DIRECTIVE =
The listing below should be written out exactly; please include all of it.

DATA SUPPLIED =
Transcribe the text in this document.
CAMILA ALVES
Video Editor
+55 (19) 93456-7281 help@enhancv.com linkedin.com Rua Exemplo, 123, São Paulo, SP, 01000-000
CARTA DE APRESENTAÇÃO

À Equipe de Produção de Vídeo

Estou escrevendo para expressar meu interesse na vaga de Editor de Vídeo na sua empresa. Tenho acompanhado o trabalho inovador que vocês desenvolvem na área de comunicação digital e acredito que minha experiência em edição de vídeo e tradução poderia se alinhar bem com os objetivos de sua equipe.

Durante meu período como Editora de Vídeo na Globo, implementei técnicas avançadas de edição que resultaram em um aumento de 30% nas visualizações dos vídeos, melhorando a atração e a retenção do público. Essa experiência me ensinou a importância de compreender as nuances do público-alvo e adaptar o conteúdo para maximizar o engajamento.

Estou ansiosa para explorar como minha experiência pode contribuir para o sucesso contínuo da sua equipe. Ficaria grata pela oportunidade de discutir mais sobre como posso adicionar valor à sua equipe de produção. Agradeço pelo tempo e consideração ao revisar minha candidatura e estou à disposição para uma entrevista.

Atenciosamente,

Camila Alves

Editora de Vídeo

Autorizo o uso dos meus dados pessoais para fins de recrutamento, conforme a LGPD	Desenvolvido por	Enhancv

SOLUTION BELOW =
Transcribe the text in this document.
CAMILA ALVES
Video Editor
+55 (19) 93456-7281 help@enhancv.com linkedin.com Rua Exemplo, 123, São Paulo, SP, 01000-000
CARTA DE APRESENTAÇÃO

À Equipe de Produção de Vídeo

Estou escrevendo para expressar meu interesse na vaga de Editor de Vídeo na sua empresa. Tenho acompanhado o trabalho inovador que vocês desenvolvem na área de comunicação digital e acredito que minha experiência em edição de vídeo e tradução poderia se alinhar bem com os objetivos de sua equipe.

Durante meu período como Editora de Vídeo na Globo, implementei técnicas avançadas de edição que resultaram em um aumento de 30% nas visualizações dos vídeos, melhorando a atração e a retenção do público. Essa experiência me ensinou a importância de compreender as nuances do público-alvo e adaptar o conteúdo para maximizar o engajamento.

Estou ansiosa para explorar como minha experiência pode contribuir para o sucesso contínuo da sua equipe. Ficaria grata pela oportunidade de discutir mais sobre como posso adicionar valor à sua equipe de produção. Agradeço pelo tempo e consideração ao revisar minha candidatura e estou à disposição para uma entrevista.

Atenciosamente,

Camila Alves

Editora de Vídeo

Autorizo o uso dos meus dados pessoais para fins de recrutamento, conforme a LGPD	Desenvolvido por	Enhancv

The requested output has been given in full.